* start Records to use *
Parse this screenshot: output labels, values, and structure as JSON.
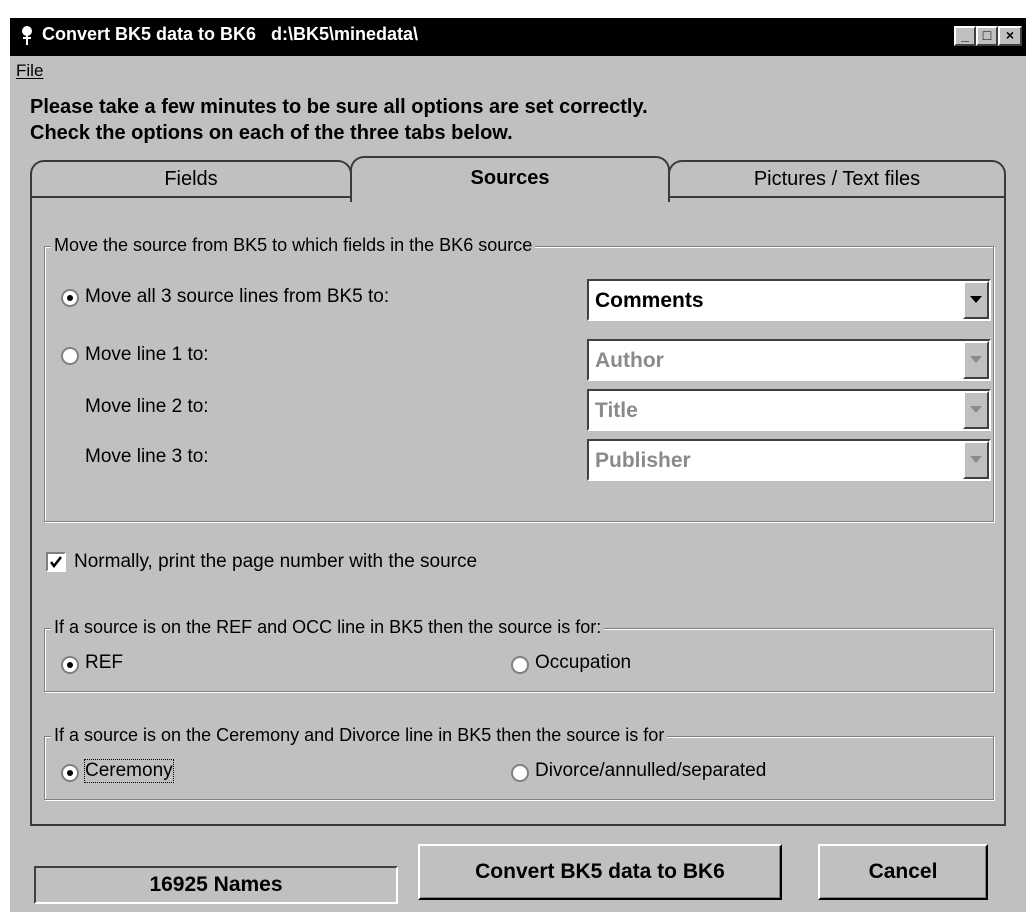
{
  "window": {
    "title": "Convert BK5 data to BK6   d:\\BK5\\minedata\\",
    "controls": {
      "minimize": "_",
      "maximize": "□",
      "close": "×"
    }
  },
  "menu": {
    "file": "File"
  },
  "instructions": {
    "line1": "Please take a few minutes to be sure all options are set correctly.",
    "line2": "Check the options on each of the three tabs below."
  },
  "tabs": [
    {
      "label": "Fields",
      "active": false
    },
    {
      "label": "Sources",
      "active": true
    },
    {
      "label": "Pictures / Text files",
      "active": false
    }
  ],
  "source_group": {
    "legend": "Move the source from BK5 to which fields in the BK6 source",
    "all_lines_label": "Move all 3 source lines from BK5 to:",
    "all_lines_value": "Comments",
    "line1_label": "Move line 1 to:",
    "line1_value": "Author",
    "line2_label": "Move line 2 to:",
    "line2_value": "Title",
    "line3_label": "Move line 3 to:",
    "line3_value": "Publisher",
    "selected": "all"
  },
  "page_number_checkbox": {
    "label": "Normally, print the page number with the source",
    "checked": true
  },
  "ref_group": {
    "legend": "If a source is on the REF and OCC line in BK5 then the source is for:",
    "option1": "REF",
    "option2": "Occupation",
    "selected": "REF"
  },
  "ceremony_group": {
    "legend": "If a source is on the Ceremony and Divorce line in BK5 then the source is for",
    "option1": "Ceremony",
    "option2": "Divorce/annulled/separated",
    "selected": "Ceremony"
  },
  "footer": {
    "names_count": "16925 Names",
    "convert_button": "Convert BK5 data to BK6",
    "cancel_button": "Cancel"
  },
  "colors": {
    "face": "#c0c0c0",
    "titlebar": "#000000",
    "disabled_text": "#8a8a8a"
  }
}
* end Records to use *
* start Records to use *
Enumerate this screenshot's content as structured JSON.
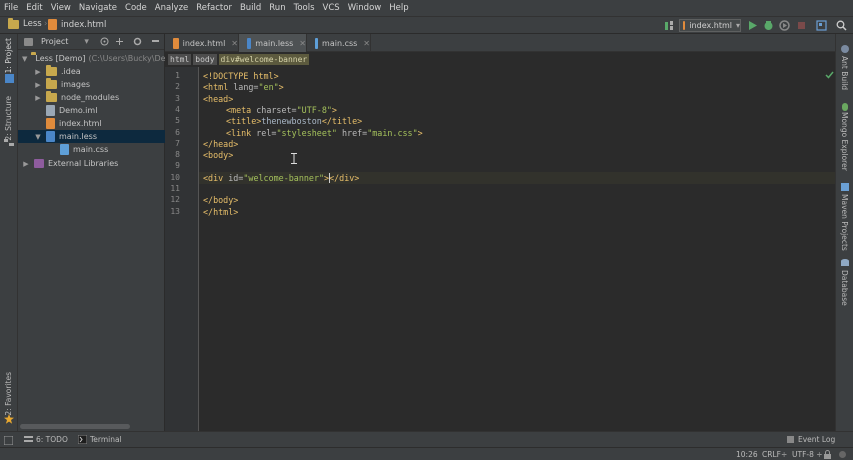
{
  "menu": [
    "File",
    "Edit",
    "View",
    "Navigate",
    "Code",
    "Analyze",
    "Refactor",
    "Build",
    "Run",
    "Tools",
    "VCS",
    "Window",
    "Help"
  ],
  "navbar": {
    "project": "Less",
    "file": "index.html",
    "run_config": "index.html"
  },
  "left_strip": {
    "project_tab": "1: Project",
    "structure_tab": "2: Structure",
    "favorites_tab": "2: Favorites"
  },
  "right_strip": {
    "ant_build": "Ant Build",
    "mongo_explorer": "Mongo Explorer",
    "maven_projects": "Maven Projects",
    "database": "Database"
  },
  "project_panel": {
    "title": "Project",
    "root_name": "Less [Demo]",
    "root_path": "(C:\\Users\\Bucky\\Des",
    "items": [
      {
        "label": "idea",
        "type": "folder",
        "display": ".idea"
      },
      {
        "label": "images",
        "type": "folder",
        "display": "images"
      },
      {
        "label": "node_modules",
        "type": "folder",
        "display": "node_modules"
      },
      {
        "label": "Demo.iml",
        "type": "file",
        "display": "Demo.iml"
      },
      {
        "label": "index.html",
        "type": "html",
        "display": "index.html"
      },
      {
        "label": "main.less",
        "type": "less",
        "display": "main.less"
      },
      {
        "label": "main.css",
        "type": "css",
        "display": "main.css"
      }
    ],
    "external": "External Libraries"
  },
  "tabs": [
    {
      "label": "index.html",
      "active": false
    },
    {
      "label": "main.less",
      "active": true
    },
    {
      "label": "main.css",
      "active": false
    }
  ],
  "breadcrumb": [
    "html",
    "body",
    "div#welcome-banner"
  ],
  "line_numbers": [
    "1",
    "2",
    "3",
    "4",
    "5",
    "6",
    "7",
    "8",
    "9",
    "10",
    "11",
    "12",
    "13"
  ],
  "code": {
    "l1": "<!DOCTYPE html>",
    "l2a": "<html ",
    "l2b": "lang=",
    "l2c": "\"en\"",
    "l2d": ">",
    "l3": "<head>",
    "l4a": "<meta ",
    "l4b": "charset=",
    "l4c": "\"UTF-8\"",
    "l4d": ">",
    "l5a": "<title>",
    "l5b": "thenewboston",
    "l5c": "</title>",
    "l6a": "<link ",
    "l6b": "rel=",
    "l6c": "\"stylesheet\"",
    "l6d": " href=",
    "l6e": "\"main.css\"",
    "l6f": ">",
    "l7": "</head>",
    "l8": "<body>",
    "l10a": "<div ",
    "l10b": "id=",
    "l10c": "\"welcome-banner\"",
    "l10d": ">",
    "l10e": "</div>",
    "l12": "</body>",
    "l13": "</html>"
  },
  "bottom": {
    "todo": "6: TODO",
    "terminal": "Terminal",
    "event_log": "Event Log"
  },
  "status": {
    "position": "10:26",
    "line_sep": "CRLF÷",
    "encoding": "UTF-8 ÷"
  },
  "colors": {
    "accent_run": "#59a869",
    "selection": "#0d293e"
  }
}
* end Records to use *
Exercise brief ▸ Where a line of the records above holds the word "index", copy that line.

Output of the task ▸
    "file": "index.html",
    "run_config": "index.html"
        "label": "index.html",
        "display": "index.html"
      "label": "index.html",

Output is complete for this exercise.